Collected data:
--- BEGIN ---

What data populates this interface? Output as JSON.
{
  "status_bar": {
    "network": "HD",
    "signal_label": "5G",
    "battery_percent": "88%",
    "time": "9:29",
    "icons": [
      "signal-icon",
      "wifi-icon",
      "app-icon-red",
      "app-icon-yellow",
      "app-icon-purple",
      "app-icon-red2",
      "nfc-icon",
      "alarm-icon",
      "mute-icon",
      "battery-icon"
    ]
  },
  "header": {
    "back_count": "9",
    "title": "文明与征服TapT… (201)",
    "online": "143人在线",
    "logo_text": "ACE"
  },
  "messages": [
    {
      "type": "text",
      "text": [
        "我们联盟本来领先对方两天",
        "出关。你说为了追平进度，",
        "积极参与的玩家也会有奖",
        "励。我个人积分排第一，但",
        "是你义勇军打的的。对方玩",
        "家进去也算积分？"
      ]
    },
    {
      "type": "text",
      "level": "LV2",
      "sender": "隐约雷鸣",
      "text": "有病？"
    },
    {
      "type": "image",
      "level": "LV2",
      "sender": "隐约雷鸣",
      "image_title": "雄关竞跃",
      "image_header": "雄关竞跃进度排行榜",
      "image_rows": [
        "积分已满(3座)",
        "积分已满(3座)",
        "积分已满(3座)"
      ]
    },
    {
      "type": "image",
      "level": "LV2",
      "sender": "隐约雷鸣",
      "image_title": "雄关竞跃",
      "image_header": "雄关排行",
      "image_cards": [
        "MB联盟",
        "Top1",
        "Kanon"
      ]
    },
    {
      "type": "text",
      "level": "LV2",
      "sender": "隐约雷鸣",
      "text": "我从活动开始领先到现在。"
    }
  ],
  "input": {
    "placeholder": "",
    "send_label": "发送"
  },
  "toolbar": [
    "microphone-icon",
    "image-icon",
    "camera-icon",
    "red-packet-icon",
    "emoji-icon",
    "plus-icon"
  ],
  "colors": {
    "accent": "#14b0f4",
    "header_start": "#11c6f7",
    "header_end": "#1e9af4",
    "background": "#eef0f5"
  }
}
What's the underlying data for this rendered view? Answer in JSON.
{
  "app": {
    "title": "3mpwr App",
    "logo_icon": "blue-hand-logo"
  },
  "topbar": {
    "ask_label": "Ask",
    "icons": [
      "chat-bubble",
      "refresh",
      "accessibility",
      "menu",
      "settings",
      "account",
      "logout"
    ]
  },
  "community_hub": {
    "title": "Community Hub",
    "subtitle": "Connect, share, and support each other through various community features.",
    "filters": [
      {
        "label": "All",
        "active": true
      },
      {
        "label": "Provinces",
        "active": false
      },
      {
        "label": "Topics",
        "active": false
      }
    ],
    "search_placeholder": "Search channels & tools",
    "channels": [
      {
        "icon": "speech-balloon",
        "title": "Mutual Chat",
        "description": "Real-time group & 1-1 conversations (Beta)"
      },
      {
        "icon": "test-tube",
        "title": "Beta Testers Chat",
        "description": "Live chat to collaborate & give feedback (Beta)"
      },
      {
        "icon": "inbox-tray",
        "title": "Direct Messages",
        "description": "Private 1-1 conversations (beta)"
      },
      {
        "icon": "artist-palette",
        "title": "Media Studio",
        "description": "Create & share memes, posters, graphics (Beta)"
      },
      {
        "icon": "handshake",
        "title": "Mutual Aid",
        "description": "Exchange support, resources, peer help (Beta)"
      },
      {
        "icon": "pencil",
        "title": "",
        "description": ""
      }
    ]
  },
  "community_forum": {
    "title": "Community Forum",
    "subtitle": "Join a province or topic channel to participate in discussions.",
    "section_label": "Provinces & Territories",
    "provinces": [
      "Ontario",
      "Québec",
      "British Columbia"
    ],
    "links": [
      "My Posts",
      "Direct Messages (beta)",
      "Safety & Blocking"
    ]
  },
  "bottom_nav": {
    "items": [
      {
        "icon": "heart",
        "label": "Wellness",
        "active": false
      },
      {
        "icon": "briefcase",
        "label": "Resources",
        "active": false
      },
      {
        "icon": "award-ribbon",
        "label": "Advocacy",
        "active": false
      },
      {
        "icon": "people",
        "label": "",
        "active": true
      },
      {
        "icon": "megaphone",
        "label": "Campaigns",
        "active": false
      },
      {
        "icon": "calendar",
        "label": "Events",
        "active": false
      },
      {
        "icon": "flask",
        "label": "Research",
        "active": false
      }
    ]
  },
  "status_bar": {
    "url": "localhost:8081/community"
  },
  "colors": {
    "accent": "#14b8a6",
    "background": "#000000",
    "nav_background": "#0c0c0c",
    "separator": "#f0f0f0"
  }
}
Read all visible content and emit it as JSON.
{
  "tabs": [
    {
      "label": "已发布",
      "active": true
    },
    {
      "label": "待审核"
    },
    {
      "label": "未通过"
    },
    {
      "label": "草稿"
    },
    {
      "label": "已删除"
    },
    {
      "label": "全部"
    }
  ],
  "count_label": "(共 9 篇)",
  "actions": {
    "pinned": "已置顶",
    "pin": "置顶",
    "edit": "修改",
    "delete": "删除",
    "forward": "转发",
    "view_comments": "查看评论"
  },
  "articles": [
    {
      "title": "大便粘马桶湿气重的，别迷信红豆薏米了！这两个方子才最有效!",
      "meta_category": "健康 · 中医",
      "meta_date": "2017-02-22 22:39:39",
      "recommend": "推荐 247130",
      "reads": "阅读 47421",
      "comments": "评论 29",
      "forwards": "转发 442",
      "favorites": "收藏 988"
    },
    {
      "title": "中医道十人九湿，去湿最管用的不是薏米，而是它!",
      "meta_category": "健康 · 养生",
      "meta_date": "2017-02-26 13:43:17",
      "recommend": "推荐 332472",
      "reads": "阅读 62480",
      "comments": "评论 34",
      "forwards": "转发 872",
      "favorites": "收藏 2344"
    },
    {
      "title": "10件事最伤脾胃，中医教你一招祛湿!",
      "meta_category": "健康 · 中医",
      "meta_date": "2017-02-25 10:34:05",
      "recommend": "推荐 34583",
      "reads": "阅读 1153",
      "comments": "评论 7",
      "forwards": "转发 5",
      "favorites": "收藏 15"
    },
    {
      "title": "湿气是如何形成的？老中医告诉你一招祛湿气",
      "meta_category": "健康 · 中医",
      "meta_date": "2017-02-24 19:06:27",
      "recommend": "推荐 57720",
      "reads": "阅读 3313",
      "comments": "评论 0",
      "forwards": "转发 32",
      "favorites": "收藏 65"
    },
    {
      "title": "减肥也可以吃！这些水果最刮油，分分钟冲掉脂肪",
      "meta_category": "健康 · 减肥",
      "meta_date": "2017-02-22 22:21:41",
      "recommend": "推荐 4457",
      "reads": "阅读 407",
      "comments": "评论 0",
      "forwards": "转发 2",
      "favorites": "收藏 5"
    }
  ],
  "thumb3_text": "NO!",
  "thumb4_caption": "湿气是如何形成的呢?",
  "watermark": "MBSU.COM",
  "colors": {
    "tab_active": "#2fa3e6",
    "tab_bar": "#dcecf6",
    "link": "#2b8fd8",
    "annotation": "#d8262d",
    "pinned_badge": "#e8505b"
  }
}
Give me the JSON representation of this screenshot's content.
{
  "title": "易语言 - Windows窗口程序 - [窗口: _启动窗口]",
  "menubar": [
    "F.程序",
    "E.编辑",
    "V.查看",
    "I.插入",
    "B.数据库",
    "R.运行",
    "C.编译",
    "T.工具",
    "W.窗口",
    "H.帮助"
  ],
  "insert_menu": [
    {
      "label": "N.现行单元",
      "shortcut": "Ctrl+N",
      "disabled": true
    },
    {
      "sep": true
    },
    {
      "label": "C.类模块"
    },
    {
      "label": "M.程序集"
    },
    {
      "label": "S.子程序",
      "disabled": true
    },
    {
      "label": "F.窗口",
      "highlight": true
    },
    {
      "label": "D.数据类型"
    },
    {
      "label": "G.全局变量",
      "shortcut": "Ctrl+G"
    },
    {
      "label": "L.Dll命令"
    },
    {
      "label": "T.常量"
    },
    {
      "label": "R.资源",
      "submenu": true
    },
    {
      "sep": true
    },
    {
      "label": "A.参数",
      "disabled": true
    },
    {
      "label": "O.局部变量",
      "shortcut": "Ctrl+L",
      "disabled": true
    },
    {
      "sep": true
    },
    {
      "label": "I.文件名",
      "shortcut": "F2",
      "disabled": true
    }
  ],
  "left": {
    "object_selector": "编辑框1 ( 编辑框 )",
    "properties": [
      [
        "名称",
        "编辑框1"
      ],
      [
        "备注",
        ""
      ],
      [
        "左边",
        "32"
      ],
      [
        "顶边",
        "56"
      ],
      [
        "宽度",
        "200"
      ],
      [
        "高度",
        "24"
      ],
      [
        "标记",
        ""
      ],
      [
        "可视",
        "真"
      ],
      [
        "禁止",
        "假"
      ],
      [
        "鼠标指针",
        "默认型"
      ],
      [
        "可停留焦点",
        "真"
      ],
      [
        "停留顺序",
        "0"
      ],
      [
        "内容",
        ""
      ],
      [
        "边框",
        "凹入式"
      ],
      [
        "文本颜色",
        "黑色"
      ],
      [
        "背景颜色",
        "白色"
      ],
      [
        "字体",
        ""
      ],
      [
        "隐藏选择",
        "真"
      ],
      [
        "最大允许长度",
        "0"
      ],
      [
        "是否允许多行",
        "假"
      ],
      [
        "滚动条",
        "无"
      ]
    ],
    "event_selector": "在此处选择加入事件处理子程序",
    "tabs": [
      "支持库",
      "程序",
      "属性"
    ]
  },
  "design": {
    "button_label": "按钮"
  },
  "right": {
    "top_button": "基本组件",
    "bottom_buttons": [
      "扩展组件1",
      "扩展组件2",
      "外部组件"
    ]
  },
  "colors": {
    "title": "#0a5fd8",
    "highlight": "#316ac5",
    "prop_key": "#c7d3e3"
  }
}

--- END ---

[What you have to do]
For each line of the listing that holds the word "support", show that line.

[Problem solution]
    "subtitle": "Connect, share, and support each other through various community features.",
        "description": "Exchange support, resources, peer help (Beta)"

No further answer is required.